*Objective:* Only the lines from the one holding "Read all visible content and emit it as JSON." to the end of the data should be echoed, exactly as they appear, minus the pictures.

*Task inputs:*
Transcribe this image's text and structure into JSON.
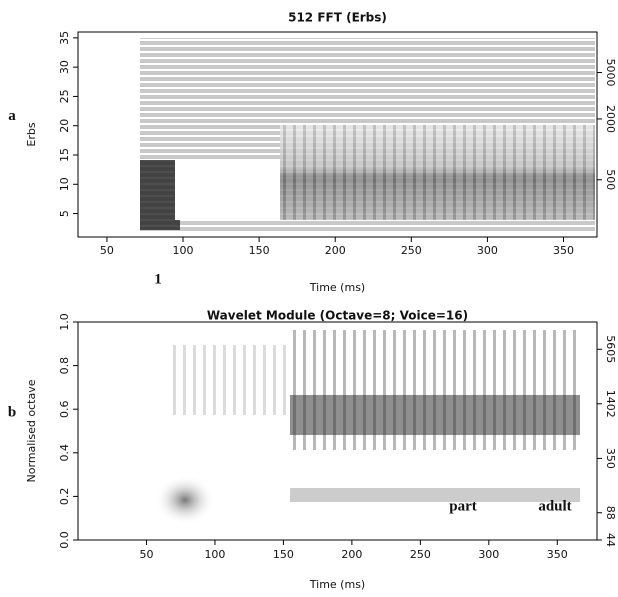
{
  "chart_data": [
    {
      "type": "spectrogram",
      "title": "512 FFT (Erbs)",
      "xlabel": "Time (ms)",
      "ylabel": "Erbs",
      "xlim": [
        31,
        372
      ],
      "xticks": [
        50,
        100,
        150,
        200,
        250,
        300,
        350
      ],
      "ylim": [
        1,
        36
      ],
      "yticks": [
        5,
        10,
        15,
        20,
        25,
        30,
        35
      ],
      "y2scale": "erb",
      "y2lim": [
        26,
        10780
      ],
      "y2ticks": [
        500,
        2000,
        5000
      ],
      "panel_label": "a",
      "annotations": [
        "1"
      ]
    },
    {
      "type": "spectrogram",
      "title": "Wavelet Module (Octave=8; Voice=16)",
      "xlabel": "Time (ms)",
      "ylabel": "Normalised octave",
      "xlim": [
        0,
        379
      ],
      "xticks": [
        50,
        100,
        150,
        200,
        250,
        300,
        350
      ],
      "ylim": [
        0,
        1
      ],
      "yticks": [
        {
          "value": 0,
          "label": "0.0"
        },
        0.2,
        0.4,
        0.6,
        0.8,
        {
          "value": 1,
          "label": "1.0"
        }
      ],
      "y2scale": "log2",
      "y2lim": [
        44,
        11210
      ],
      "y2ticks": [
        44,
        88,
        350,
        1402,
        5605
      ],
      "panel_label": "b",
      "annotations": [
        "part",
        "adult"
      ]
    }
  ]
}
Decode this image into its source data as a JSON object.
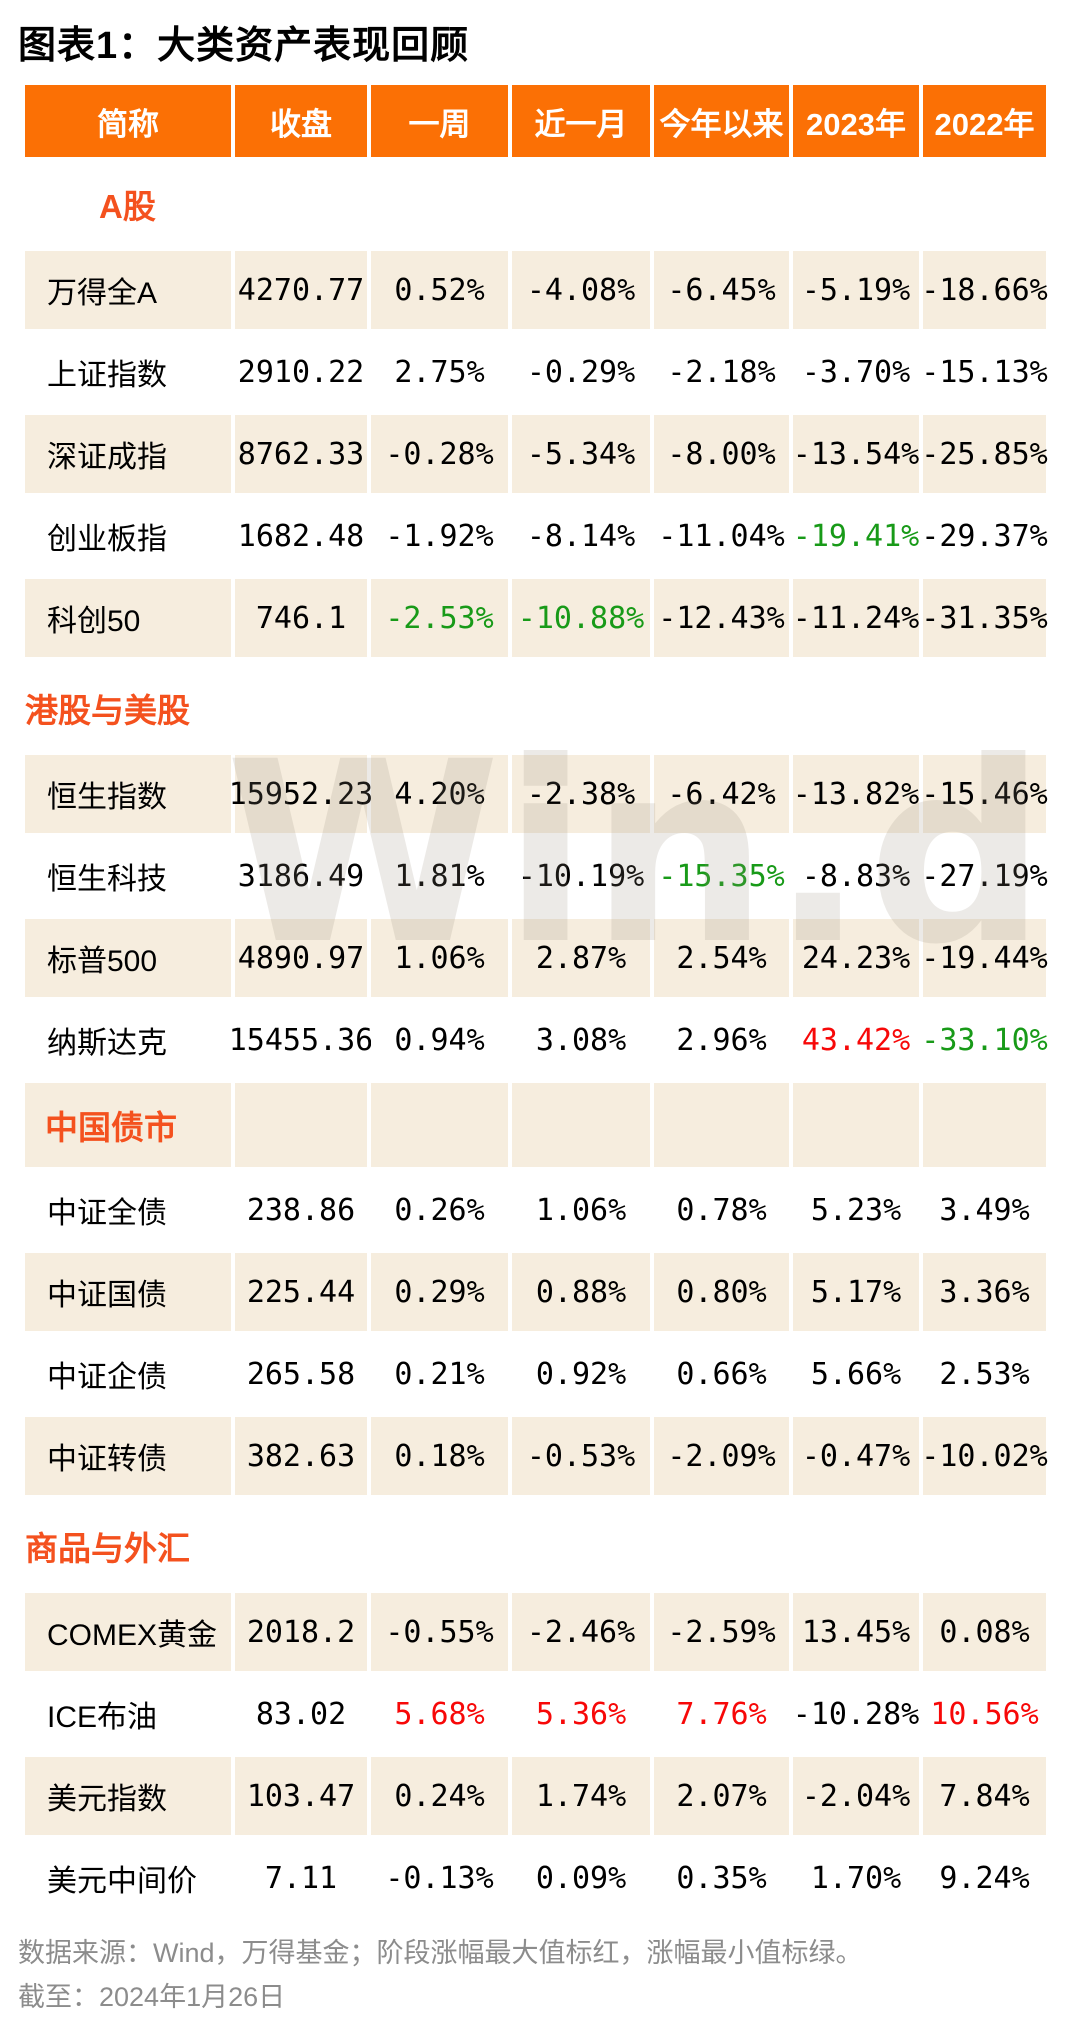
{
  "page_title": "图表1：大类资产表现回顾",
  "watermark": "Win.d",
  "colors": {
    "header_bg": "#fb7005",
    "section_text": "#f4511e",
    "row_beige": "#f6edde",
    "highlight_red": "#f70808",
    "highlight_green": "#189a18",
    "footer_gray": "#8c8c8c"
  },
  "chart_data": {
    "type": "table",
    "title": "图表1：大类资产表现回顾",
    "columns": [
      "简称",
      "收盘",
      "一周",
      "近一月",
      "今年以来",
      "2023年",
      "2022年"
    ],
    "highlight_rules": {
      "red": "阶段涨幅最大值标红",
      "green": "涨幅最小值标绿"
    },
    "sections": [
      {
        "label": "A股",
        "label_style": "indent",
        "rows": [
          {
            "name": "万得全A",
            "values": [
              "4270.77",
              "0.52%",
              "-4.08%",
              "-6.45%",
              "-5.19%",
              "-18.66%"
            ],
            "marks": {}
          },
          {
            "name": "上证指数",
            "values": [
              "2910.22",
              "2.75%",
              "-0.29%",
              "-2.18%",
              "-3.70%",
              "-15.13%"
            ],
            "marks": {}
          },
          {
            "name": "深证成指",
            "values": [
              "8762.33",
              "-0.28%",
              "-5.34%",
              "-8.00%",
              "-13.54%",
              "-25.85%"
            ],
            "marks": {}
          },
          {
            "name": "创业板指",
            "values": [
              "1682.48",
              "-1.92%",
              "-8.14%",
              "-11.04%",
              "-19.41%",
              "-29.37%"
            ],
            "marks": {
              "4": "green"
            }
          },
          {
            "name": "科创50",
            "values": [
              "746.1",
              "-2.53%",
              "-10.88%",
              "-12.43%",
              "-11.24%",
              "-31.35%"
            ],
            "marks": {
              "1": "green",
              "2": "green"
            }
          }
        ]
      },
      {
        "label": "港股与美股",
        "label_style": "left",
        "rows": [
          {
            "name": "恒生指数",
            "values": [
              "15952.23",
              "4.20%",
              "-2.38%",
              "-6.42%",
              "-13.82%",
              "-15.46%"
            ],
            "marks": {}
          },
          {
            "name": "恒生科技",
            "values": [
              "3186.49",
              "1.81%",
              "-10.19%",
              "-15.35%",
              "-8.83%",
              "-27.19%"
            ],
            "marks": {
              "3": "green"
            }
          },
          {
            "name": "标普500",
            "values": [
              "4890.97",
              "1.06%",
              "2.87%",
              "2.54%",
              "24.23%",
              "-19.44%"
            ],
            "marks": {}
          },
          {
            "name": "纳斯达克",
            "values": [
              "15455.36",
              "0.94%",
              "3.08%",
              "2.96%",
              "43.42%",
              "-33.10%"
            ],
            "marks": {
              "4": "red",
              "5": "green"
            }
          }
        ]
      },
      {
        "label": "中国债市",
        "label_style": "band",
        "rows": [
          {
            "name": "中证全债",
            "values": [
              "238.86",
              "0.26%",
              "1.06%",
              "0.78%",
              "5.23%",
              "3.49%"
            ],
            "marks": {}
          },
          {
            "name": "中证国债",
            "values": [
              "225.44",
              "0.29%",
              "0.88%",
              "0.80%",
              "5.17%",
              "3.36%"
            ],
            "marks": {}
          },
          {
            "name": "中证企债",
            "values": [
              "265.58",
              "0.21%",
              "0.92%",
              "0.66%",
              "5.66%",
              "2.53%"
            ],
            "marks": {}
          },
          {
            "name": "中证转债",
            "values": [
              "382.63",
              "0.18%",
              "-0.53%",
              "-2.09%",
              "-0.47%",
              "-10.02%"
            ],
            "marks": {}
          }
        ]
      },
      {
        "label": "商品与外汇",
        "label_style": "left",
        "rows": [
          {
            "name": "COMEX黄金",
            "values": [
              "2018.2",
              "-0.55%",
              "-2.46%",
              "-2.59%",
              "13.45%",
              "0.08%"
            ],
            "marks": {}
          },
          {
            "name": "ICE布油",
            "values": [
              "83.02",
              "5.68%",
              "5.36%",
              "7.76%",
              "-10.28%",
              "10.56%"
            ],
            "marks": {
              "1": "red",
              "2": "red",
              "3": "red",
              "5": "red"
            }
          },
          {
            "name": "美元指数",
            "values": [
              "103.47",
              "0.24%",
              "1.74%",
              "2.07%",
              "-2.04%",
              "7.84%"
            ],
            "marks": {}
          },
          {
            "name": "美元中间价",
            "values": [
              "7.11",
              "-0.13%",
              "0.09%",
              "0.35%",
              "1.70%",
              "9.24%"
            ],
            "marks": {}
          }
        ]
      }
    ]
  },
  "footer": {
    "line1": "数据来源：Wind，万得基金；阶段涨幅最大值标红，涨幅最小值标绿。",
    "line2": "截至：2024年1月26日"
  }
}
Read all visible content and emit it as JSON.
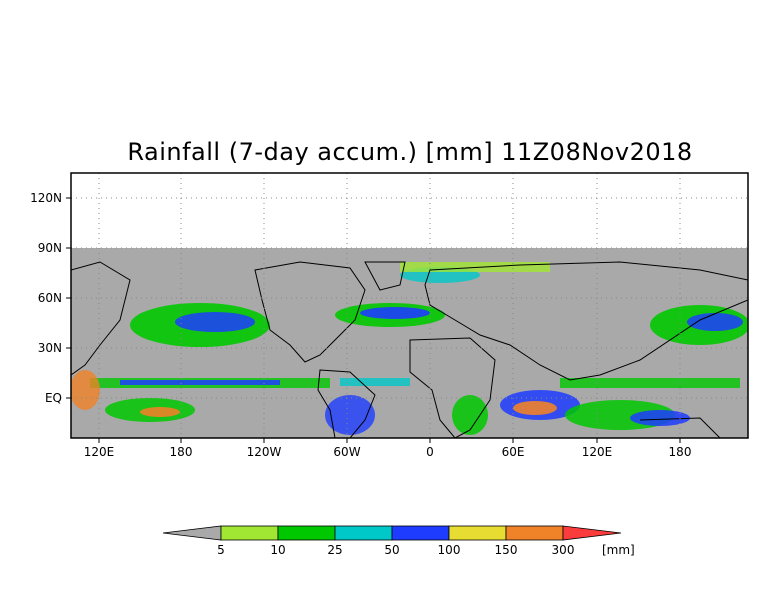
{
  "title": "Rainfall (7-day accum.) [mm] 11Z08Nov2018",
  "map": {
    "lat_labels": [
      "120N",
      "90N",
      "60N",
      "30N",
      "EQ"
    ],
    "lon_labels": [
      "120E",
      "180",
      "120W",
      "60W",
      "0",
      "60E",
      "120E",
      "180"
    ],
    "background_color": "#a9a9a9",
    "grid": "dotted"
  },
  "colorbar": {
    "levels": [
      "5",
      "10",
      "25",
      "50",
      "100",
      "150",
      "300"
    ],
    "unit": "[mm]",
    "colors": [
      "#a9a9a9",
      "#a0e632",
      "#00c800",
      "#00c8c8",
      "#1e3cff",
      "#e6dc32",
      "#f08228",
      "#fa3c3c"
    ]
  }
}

*Task response:*
Read all visible content and emit it as JSON.
{
  "title": "Rainfall (7-day accum.) [mm] 11Z08Nov2018",
  "map": {
    "lat_labels": [
      "120N",
      "90N",
      "60N",
      "30N",
      "EQ"
    ],
    "lon_labels": [
      "120E",
      "180",
      "120W",
      "60W",
      "0",
      "60E",
      "120E",
      "180"
    ],
    "background_color": "#a9a9a9",
    "grid": "dotted"
  },
  "colorbar": {
    "levels": [
      "5",
      "10",
      "25",
      "50",
      "100",
      "150",
      "300"
    ],
    "unit": "[mm]",
    "colors": [
      "#a9a9a9",
      "#a0e632",
      "#00c800",
      "#00c8c8",
      "#1e3cff",
      "#e6dc32",
      "#f08228",
      "#fa3c3c"
    ]
  }
}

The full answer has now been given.